Where a line contains the word "circle", copy that line in full.
++++ RECORDS FOR THE EXERCISE
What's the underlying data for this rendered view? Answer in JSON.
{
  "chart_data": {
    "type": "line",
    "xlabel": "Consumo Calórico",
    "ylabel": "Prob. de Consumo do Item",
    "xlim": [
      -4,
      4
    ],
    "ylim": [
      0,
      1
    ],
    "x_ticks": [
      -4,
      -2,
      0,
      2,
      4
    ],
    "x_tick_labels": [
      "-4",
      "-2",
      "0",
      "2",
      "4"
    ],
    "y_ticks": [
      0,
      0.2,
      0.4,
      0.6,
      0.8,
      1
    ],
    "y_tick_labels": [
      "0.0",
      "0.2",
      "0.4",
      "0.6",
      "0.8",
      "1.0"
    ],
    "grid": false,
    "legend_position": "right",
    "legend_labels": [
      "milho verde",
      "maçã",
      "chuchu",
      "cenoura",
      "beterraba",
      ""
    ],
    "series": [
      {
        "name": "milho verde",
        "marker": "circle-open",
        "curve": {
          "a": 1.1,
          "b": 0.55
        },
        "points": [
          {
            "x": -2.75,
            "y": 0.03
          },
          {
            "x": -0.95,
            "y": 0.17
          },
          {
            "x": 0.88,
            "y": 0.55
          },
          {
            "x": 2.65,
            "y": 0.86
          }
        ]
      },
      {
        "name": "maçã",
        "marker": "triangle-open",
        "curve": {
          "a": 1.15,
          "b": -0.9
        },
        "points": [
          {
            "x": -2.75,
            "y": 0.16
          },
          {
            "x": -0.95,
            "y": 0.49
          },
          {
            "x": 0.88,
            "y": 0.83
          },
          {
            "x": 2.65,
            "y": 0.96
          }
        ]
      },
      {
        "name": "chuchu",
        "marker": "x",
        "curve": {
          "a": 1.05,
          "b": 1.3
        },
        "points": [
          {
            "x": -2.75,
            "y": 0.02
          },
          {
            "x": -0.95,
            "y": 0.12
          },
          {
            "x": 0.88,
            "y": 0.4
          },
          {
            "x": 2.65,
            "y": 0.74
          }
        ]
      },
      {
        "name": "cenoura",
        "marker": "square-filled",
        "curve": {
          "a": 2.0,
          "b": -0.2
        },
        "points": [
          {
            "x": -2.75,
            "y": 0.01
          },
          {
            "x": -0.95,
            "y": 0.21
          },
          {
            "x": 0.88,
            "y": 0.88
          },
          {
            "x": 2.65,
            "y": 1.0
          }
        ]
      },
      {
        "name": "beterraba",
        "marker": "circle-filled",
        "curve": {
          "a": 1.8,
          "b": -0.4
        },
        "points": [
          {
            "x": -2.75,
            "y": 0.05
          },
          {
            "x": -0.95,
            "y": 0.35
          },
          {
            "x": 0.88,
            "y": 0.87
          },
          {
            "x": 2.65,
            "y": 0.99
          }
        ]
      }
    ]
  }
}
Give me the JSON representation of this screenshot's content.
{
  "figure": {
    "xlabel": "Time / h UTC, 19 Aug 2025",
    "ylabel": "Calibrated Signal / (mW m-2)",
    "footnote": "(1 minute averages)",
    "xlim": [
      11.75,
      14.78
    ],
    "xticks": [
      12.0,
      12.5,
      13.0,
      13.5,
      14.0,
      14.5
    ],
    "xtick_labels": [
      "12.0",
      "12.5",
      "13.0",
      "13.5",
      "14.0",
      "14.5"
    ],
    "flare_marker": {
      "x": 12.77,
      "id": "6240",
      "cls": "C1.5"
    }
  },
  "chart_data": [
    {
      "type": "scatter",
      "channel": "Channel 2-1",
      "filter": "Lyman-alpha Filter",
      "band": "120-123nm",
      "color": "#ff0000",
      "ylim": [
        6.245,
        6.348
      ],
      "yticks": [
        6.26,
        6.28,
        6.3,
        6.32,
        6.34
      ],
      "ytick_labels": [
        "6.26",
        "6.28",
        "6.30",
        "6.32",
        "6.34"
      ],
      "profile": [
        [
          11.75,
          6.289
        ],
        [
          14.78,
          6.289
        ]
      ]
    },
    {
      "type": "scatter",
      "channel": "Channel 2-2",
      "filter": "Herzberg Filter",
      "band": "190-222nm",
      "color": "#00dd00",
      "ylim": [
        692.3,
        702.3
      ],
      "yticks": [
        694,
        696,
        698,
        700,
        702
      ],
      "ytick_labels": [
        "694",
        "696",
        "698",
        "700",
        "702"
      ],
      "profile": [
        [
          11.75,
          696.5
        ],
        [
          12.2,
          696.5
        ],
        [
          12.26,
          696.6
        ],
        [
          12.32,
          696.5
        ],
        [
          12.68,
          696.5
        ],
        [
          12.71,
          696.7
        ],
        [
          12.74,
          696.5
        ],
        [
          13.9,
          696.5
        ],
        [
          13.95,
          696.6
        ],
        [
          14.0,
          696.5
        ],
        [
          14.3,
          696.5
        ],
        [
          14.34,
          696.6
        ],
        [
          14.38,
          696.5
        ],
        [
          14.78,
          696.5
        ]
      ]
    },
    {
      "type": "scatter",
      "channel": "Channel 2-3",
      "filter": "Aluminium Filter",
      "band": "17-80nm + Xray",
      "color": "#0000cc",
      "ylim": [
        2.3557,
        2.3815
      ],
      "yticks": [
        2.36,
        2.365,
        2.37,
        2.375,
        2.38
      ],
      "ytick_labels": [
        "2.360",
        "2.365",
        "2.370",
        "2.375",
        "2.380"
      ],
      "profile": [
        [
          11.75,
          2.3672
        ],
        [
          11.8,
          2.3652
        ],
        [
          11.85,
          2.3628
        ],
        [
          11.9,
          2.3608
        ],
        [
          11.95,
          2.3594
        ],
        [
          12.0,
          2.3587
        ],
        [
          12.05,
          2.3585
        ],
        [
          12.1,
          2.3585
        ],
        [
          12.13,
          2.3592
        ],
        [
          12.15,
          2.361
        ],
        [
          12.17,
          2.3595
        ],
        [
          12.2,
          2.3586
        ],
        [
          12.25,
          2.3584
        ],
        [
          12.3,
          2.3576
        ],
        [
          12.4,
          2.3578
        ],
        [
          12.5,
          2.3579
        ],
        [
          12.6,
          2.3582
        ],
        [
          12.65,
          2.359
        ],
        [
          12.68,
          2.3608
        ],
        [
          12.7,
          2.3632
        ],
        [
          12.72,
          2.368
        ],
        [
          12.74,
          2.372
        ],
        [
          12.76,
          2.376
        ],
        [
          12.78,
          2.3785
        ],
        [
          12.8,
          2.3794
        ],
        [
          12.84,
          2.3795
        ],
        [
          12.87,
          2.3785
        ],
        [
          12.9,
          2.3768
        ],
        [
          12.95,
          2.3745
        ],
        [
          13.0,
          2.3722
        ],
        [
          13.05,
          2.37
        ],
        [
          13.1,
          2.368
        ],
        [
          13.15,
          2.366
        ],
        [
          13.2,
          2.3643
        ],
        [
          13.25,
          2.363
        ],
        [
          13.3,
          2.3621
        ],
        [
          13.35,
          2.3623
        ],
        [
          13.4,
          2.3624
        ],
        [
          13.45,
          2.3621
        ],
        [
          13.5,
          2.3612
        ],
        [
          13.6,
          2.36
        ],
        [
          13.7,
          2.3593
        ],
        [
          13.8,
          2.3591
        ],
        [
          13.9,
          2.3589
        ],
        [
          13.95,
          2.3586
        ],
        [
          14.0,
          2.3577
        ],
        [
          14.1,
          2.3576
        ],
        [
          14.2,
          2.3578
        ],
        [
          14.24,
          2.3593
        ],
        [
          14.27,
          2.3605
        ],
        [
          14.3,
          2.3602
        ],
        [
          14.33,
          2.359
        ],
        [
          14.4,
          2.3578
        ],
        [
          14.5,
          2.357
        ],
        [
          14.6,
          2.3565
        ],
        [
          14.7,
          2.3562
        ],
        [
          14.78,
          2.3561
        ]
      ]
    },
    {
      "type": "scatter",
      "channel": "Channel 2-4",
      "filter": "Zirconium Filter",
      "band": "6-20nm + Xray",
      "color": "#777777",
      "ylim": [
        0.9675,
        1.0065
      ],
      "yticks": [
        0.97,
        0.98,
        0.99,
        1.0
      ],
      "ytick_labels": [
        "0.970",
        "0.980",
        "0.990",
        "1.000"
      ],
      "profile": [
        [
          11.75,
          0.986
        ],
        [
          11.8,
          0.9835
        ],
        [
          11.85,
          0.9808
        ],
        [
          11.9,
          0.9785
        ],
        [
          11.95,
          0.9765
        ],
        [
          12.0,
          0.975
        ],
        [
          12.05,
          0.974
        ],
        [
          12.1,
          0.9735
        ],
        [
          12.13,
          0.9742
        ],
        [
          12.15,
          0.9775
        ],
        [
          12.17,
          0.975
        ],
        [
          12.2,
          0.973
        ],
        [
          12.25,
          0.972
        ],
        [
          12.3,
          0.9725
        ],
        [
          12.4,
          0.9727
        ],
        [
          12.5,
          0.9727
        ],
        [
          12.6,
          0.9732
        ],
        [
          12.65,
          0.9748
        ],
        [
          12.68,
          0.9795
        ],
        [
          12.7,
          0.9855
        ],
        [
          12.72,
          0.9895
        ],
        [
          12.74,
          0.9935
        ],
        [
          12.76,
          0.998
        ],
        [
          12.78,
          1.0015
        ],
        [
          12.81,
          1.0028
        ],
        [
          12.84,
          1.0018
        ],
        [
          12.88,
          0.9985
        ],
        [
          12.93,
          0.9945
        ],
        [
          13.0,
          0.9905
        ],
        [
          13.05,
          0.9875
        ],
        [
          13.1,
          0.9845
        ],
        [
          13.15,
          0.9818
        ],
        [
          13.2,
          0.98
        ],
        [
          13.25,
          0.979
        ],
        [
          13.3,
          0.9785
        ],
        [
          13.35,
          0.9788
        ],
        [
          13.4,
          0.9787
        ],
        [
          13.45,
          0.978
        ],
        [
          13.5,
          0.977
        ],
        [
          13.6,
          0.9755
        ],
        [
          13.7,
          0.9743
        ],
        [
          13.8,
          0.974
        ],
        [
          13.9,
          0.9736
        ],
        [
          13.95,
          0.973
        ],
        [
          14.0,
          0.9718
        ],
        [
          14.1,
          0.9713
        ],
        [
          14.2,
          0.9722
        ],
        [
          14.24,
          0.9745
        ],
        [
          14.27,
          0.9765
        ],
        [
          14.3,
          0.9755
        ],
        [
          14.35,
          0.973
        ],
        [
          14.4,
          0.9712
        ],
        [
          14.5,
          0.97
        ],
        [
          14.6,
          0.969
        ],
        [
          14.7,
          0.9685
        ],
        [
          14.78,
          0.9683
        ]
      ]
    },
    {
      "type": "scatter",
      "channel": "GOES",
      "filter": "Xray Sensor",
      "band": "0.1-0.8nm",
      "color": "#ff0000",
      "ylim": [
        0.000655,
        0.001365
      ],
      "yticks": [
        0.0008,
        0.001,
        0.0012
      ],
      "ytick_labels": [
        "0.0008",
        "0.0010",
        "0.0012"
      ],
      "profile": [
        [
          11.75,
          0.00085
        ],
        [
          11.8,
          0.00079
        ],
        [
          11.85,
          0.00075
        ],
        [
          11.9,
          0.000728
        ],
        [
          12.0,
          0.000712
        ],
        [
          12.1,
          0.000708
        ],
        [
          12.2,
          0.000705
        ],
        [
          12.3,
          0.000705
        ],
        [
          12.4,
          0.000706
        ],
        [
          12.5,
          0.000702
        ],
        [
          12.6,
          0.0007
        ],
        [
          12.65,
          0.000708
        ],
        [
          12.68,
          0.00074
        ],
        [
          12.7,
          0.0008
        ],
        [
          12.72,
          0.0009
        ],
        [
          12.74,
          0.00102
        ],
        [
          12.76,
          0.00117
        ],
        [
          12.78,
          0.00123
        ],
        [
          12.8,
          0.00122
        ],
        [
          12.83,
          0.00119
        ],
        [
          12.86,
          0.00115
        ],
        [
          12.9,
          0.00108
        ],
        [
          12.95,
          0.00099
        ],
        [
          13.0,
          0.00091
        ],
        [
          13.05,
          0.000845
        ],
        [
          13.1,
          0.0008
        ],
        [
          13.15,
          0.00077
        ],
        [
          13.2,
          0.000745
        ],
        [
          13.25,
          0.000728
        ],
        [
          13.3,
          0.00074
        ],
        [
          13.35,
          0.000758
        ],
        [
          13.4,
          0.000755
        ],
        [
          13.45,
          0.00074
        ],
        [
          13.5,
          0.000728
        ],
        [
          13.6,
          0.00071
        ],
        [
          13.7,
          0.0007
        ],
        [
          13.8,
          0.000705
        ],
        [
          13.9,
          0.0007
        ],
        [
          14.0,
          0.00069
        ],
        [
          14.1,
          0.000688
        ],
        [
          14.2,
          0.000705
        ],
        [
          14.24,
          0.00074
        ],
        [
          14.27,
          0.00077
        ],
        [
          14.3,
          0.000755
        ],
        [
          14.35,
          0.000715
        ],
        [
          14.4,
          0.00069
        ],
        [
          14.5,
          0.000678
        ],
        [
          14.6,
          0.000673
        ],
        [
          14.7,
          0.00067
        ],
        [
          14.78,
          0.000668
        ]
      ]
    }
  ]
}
++++++++
_EXERCISE OUTPUT:_
        "marker": "circle-open",
        "marker": "circle-filled",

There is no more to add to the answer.